[start Recorded data]
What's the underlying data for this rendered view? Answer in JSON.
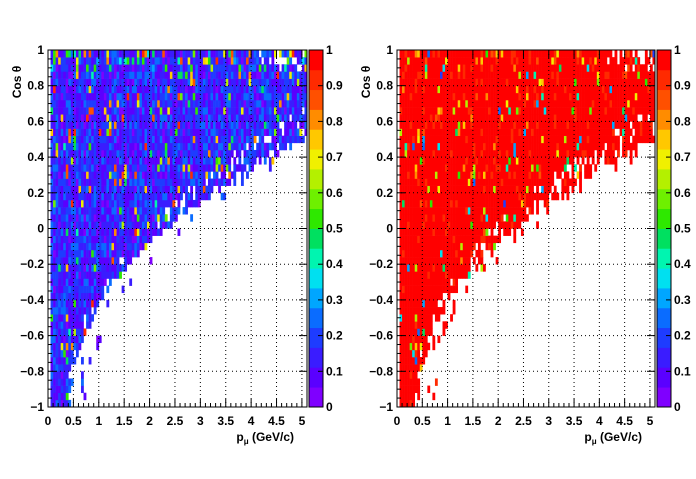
{
  "chart_data": [
    {
      "type": "heatmap",
      "title": "",
      "xlabel": "p",
      "xlabel_sub": "μ",
      "xlabel_unit": "(GeV/c)",
      "ylabel": "Cos  θ",
      "xlim": [
        0,
        5.1
      ],
      "ylim": [
        -1,
        1
      ],
      "x_ticks": [
        "0",
        "0.5",
        "1",
        "1.5",
        "2",
        "2.5",
        "3",
        "3.5",
        "4",
        "4.5",
        "5"
      ],
      "y_ticks": [
        "−1",
        "−0.8",
        "−0.6",
        "−0.4",
        "−0.2",
        "0",
        "0.2",
        "0.4",
        "0.6",
        "0.8",
        "1"
      ],
      "z_range": [
        0,
        1
      ],
      "z_ticks": [
        "0",
        "0.1",
        "0.2",
        "0.3",
        "0.4",
        "0.5",
        "0.6",
        "0.7",
        "0.8",
        "0.9",
        "1"
      ],
      "grid": true,
      "colorbar": "right",
      "typical_value": 0.15,
      "description_of_distribution": "populated region bounded by pmax(cosθ) ≈ 0.45 + 1.9·(cosθ+1)^2.2; dense near cosθ = 1 up to p = 5"
    },
    {
      "type": "heatmap",
      "title": "",
      "xlabel": "p",
      "xlabel_sub": "μ",
      "xlabel_unit": "(GeV/c)",
      "ylabel": "Cos  θ",
      "xlim": [
        0,
        5.1
      ],
      "ylim": [
        -1,
        1
      ],
      "x_ticks": [
        "0",
        "0.5",
        "1",
        "1.5",
        "2",
        "2.5",
        "3",
        "3.5",
        "4",
        "4.5",
        "5"
      ],
      "y_ticks": [
        "−1",
        "−0.8",
        "−0.6",
        "−0.4",
        "−0.2",
        "0",
        "0.2",
        "0.4",
        "0.6",
        "0.8",
        "1"
      ],
      "z_range": [
        0,
        1
      ],
      "z_ticks": [
        "0",
        "0.1",
        "0.2",
        "0.3",
        "0.4",
        "0.5",
        "0.6",
        "0.7",
        "0.8",
        "0.9",
        "1"
      ],
      "grid": true,
      "colorbar": "right",
      "typical_value": 0.97
    }
  ],
  "palette": [
    "#7f00ff",
    "#5a00ff",
    "#3a1cff",
    "#1e3cff",
    "#0a6cff",
    "#00a6ff",
    "#00e0f0",
    "#00f5b0",
    "#00e060",
    "#2ee800",
    "#6ef000",
    "#b4f000",
    "#f0f000",
    "#ffc800",
    "#ff8c00",
    "#ff5000",
    "#ff2a00",
    "#ff0000"
  ]
}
[end Recorded data]
▸ Written task
Transcribe all of the entries word for word, but skip any pictures they contain.

▸ Solution
What's the underlying data for this rendered view? Answer in JSON.
{
  "chart_data": [
    {
      "type": "heatmap",
      "title": "",
      "xlabel": "p",
      "xlabel_sub": "μ",
      "xlabel_unit": "(GeV/c)",
      "ylabel": "Cos  θ",
      "xlim": [
        0,
        5.1
      ],
      "ylim": [
        -1,
        1
      ],
      "x_ticks": [
        "0",
        "0.5",
        "1",
        "1.5",
        "2",
        "2.5",
        "3",
        "3.5",
        "4",
        "4.5",
        "5"
      ],
      "y_ticks": [
        "−1",
        "−0.8",
        "−0.6",
        "−0.4",
        "−0.2",
        "0",
        "0.2",
        "0.4",
        "0.6",
        "0.8",
        "1"
      ],
      "z_range": [
        0,
        1
      ],
      "z_ticks": [
        "0",
        "0.1",
        "0.2",
        "0.3",
        "0.4",
        "0.5",
        "0.6",
        "0.7",
        "0.8",
        "0.9",
        "1"
      ],
      "grid": true,
      "colorbar": "right",
      "typical_value": 0.15,
      "description_of_distribution": "populated region bounded by pmax(cosθ) ≈ 0.45 + 1.9·(cosθ+1)^2.2; dense near cosθ = 1 up to p = 5"
    },
    {
      "type": "heatmap",
      "title": "",
      "xlabel": "p",
      "xlabel_sub": "μ",
      "xlabel_unit": "(GeV/c)",
      "ylabel": "Cos  θ",
      "xlim": [
        0,
        5.1
      ],
      "ylim": [
        -1,
        1
      ],
      "x_ticks": [
        "0",
        "0.5",
        "1",
        "1.5",
        "2",
        "2.5",
        "3",
        "3.5",
        "4",
        "4.5",
        "5"
      ],
      "y_ticks": [
        "−1",
        "−0.8",
        "−0.6",
        "−0.4",
        "−0.2",
        "0",
        "0.2",
        "0.4",
        "0.6",
        "0.8",
        "1"
      ],
      "z_range": [
        0,
        1
      ],
      "z_ticks": [
        "0",
        "0.1",
        "0.2",
        "0.3",
        "0.4",
        "0.5",
        "0.6",
        "0.7",
        "0.8",
        "0.9",
        "1"
      ],
      "grid": true,
      "colorbar": "right",
      "typical_value": 0.97
    }
  ],
  "palette": [
    "#7f00ff",
    "#5a00ff",
    "#3a1cff",
    "#1e3cff",
    "#0a6cff",
    "#00a6ff",
    "#00e0f0",
    "#00f5b0",
    "#00e060",
    "#2ee800",
    "#6ef000",
    "#b4f000",
    "#f0f000",
    "#ffc800",
    "#ff8c00",
    "#ff5000",
    "#ff2a00",
    "#ff0000"
  ]
}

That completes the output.